→ **Petunjuk Latihan**:
a) Jawab pertanyaan berikut berdasarkan wawancara Labora Sitorus.
(i) Berapa lama Kompas menunggu di depan pintu gerbang PT Rotua?
(ii) Di kota mana dan pada tanggal berapa Labora lahir?
(iii) Hukuman apa yang dijatuhkan Mahkamah Agung kepadanya?
b) Lanjutkan wawancara Labora Sitorus, mulai setelah kalimat terakhir yang tercantum.

→ **Halaman**:

:::

WAWANCARA
Saya
Hanya Tumbal
Labora Sitorus ; Anggota
Kepolisian Resor (Polres) Raja Ampat, Papua Barat
|
KOMPAS,
06 Februari 2015
Labora Sitorus, terpidana kasus pencucian uang, penimbunan
bahan bakar minyak, dan pembalakan liar kayu, akhirnya mau bersuara. Untuk
bertemu Labora tidaklah mudah. Kompas harus menunggu selama enam jam, pukul
11.00-17.00 WIT, di depan pintu gerbang PT Rotua setinggi 4 meter.
Dari upaya pendekatan seorang teman wartawan media lokal
di Kota Sorong, Labora akhirnya mau memberikan keterangan terkait sejumlah
pemberitaan tentang dirinya. Selama satu jam, laki-laki kelahiran
Banjarmasin, 3 November 1961, itu menuturkan sejumlah alasan di balik
keluarnya dirinya dari jeruji besi, selama 12 bulan ini.
Anggota Kepolisian Resor (Polres) Raja Ampat, Papua Barat,
itu telah divonis Mahkamah Agung dengan 15 tahun penjara dan denda Rp 5
miliar. Sebelumnya, Kejaksaan Tinggi Papua mengajukan kasasi karena vonis
Pengadilan Tinggi Papua hanya 8 tahun penjara.

:::

→ **Cuplikan Data**:
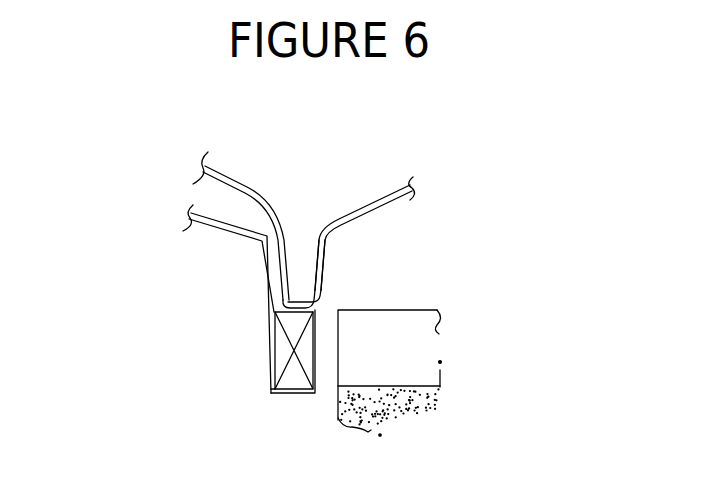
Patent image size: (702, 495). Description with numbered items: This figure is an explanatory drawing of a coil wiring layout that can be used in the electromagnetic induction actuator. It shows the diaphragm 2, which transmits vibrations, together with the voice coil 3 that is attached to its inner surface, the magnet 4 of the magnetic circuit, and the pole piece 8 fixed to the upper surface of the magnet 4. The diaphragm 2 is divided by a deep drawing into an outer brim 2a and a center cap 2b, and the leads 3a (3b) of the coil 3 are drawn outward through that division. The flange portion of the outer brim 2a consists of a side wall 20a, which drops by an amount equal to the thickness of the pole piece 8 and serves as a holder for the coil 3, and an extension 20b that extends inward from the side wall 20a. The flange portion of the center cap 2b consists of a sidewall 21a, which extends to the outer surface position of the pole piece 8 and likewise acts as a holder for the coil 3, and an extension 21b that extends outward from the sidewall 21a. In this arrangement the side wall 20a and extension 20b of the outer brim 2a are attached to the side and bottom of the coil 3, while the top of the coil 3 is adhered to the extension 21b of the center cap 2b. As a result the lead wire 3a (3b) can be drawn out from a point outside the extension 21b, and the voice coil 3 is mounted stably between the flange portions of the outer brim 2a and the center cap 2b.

:::

→ **Jawaban Tiap Soal**:
a)
(i) Enam jam, pukul 11.00–17.00 WIT.
(ii) Di Banjarmasin, 3 November 1961.
(iii) 15 tahun penjara dan denda Rp 5 miliar.

b)
Berikut ini petikan wawancara Labora Sitorus dengan
beberapa wartawan, termasuk Kompas, di salah satu ruangan berukuran 8 meter x
6 meter di kediamannya, di kawasan Tampa Garam, Jalan DI Panjaitan, Kelurahan
Rufei, Distrik Sorong Barat, Kota Sorong, Papua Barat, Kamis (5/2) petang.
Tempat itu juga menjadi lokasi PT Rotua milik Labora yang bergerak di
industri pengolahan hasil kayu merbau yang didatangkan dari sejumlah wilayah
di Papua Barat.
Di kompleks rumah Labora, tampak puluhan karyawan duduk di
teras dan berkerumun di bagian lain kompleks rumah itu. Saat wawancara,
Labora didampingi juru bicaranya, Fredy Fakdawer. Di ruangan itu pun terdapat
empat laki-laki lain.
Mengapa Anda melarikan diri dari
Lapas Sorong?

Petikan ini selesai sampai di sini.